- _WHAT THE TASK ASKS_
Exactly as written, please set down all of the entries again, with no pictures.

- _RECORDS SUPPLIED_
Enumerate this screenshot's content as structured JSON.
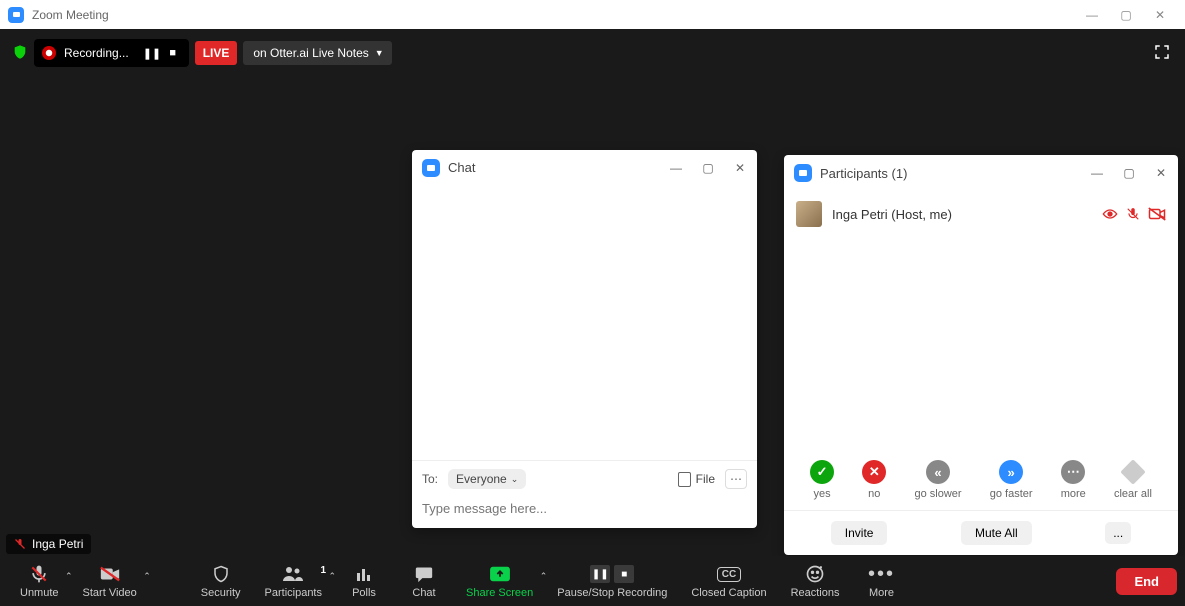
{
  "titlebar": {
    "title": "Zoom Meeting"
  },
  "topbar": {
    "recording_label": "Recording...",
    "live_badge": "LIVE",
    "live_dest": "on Otter.ai Live Notes"
  },
  "chat": {
    "title": "Chat",
    "to_label": "To:",
    "to_value": "Everyone",
    "file_label": "File",
    "input_placeholder": "Type message here..."
  },
  "participants": {
    "title": "Participants (1)",
    "items": [
      {
        "name": "Inga Petri (Host, me)"
      }
    ],
    "reactions": {
      "yes": "yes",
      "no": "no",
      "slower": "go slower",
      "faster": "go faster",
      "more": "more",
      "clear": "clear all"
    },
    "invite": "Invite",
    "mute_all": "Mute All",
    "footer_more": "..."
  },
  "overlay": {
    "name": "Inga Petri"
  },
  "controls": {
    "unmute": "Unmute",
    "start_video": "Start Video",
    "security": "Security",
    "participants": "Participants",
    "participants_count": "1",
    "polls": "Polls",
    "chat": "Chat",
    "share_screen": "Share Screen",
    "pause_stop": "Pause/Stop Recording",
    "closed_caption": "Closed Caption",
    "reactions": "Reactions",
    "more": "More",
    "end": "End"
  }
}
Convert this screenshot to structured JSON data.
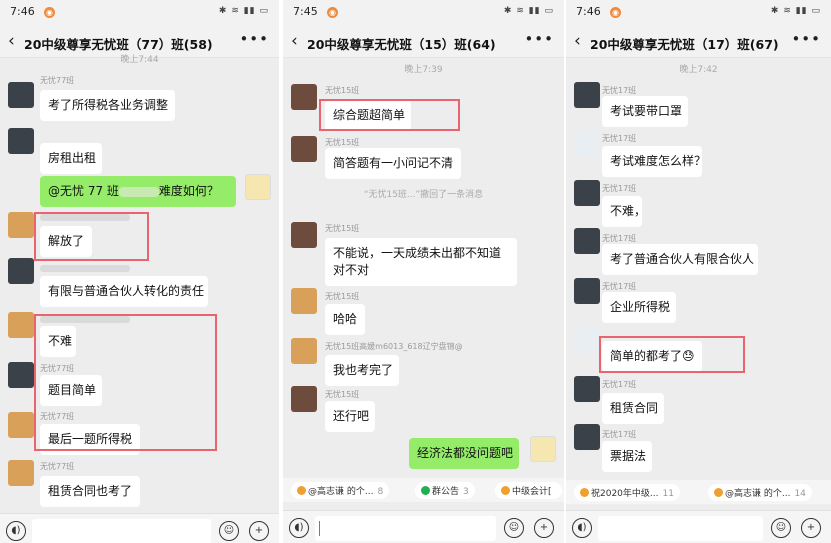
{
  "screens": [
    {
      "status_time": "7:46",
      "title": "20中级尊享无忧班（77）班(58)",
      "timestamp": "晚上7:44",
      "messages": [
        {
          "sender": "无忧77班",
          "text": "考了所得税各业务调整"
        },
        {
          "sender": "",
          "text": "房租出租"
        },
        {
          "sender": "",
          "text_before": "@无忧 77 班",
          "text_after": "难度如何？",
          "mine": true
        },
        {
          "sender": "",
          "text": "解放了"
        },
        {
          "sender": "",
          "text": "有限与普通合伙人转化的责任"
        },
        {
          "sender": "",
          "text": "不难"
        },
        {
          "sender": "无忧77班",
          "text": "题目简单"
        },
        {
          "sender": "无忧77班",
          "text": "最后一题所得税"
        },
        {
          "sender": "无忧77班",
          "text": "租赁合同也考了"
        }
      ]
    },
    {
      "status_time": "7:45",
      "title": "20中级尊享无忧班（15）班(64)",
      "timestamp": "晚上7:39",
      "recall_notice": "“无忧15班...”撤回了一条消息",
      "messages": [
        {
          "sender": "无忧15班",
          "text": "综合题超简单"
        },
        {
          "sender": "无忧15班",
          "text": "简答题有一小问记不清"
        },
        {
          "sender": "无忧15班",
          "text": "不能说，一天成绩未出都不知道对不对"
        },
        {
          "sender": "无忧15班",
          "text": "哈哈"
        },
        {
          "sender": "无忧15班高媛m6013_618辽宁盘锦@",
          "text": "我也考完了"
        },
        {
          "sender": "无忧15班",
          "text": "还行吧"
        },
        {
          "sender": "",
          "text": "经济法都没问题吧",
          "mine": true
        }
      ],
      "chips": [
        {
          "label": "@高志谦 的个...",
          "count": "8"
        },
        {
          "label": "群公告",
          "count": "3"
        },
        {
          "label": "中级会计[",
          "count": ""
        }
      ]
    },
    {
      "status_time": "7:46",
      "title": "20中级尊享无忧班（17）班(67)",
      "timestamp": "晚上7:42",
      "messages": [
        {
          "sender": "无忧17班",
          "text": "考试要带口罩"
        },
        {
          "sender": "无忧17班",
          "text": "考试难度怎么样？"
        },
        {
          "sender": "无忧17班",
          "text": "不难，"
        },
        {
          "sender": "无忧17班",
          "text": "考了普通合伙人有限合伙人"
        },
        {
          "sender": "无忧17班",
          "text": "企业所得税"
        },
        {
          "sender": "",
          "text": "简单的都考了😓"
        },
        {
          "sender": "无忧17班",
          "text": "租赁合同"
        },
        {
          "sender": "无忧17班",
          "text": "票据法"
        }
      ],
      "chips": [
        {
          "label": "祝2020年中级...",
          "count": "11"
        },
        {
          "label": "@高志谦 的个...",
          "count": "14"
        }
      ]
    }
  ],
  "colors": {
    "bubble_mine": "#95ec69",
    "highlight_box": "#e8646f",
    "background": "#ededed"
  }
}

- _EXERCISE RESULT_
Enumerate this screenshot's content as structured JSON.
{
  "titlebar": {
    "title": "Zoom Meeting"
  },
  "topbar": {
    "recording_label": "Recording...",
    "live_badge": "LIVE",
    "live_dest": "on Otter.ai Live Notes"
  },
  "chat": {
    "title": "Chat",
    "to_label": "To:",
    "to_value": "Everyone",
    "file_label": "File",
    "input_placeholder": "Type message here..."
  },
  "participants": {
    "title": "Participants (1)",
    "items": [
      {
        "name": "Inga Petri (Host, me)"
      }
    ],
    "reactions": {
      "yes": "yes",
      "no": "no",
      "slower": "go slower",
      "faster": "go faster",
      "more": "more",
      "clear": "clear all"
    },
    "invite": "Invite",
    "mute_all": "Mute All",
    "footer_more": "..."
  },
  "overlay": {
    "name": "Inga Petri"
  },
  "controls": {
    "unmute": "Unmute",
    "start_video": "Start Video",
    "security": "Security",
    "participants": "Participants",
    "participants_count": "1",
    "polls": "Polls",
    "chat": "Chat",
    "share_screen": "Share Screen",
    "pause_stop": "Pause/Stop Recording",
    "closed_caption": "Closed Caption",
    "reactions": "Reactions",
    "more": "More",
    "end": "End"
  }
}
Convert this screenshot to structured JSON data.
{
  "screens": [
    {
      "status_time": "7:46",
      "title": "20中级尊享无忧班（77）班(58)",
      "timestamp": "晚上7:44",
      "messages": [
        {
          "sender": "无忧77班",
          "text": "考了所得税各业务调整"
        },
        {
          "sender": "",
          "text": "房租出租"
        },
        {
          "sender": "",
          "text_before": "@无忧 77 班",
          "text_after": "难度如何？",
          "mine": true
        },
        {
          "sender": "",
          "text": "解放了"
        },
        {
          "sender": "",
          "text": "有限与普通合伙人转化的责任"
        },
        {
          "sender": "",
          "text": "不难"
        },
        {
          "sender": "无忧77班",
          "text": "题目简单"
        },
        {
          "sender": "无忧77班",
          "text": "最后一题所得税"
        },
        {
          "sender": "无忧77班",
          "text": "租赁合同也考了"
        }
      ]
    },
    {
      "status_time": "7:45",
      "title": "20中级尊享无忧班（15）班(64)",
      "timestamp": "晚上7:39",
      "recall_notice": "“无忧15班...”撤回了一条消息",
      "messages": [
        {
          "sender": "无忧15班",
          "text": "综合题超简单"
        },
        {
          "sender": "无忧15班",
          "text": "简答题有一小问记不清"
        },
        {
          "sender": "无忧15班",
          "text": "不能说，一天成绩未出都不知道对不对"
        },
        {
          "sender": "无忧15班",
          "text": "哈哈"
        },
        {
          "sender": "无忧15班高媛m6013_618辽宁盘锦@",
          "text": "我也考完了"
        },
        {
          "sender": "无忧15班",
          "text": "还行吧"
        },
        {
          "sender": "",
          "text": "经济法都没问题吧",
          "mine": true
        }
      ],
      "chips": [
        {
          "label": "@高志谦 的个...",
          "count": "8"
        },
        {
          "label": "群公告",
          "count": "3"
        },
        {
          "label": "中级会计[",
          "count": ""
        }
      ]
    },
    {
      "status_time": "7:46",
      "title": "20中级尊享无忧班（17）班(67)",
      "timestamp": "晚上7:42",
      "messages": [
        {
          "sender": "无忧17班",
          "text": "考试要带口罩"
        },
        {
          "sender": "无忧17班",
          "text": "考试难度怎么样？"
        },
        {
          "sender": "无忧17班",
          "text": "不难，"
        },
        {
          "sender": "无忧17班",
          "text": "考了普通合伙人有限合伙人"
        },
        {
          "sender": "无忧17班",
          "text": "企业所得税"
        },
        {
          "sender": "",
          "text": "简单的都考了😓"
        },
        {
          "sender": "无忧17班",
          "text": "租赁合同"
        },
        {
          "sender": "无忧17班",
          "text": "票据法"
        }
      ],
      "chips": [
        {
          "label": "祝2020年中级...",
          "count": "11"
        },
        {
          "label": "@高志谦 的个...",
          "count": "14"
        }
      ]
    }
  ],
  "colors": {
    "bubble_mine": "#95ec69",
    "highlight_box": "#e8646f",
    "background": "#ededed"
  }
}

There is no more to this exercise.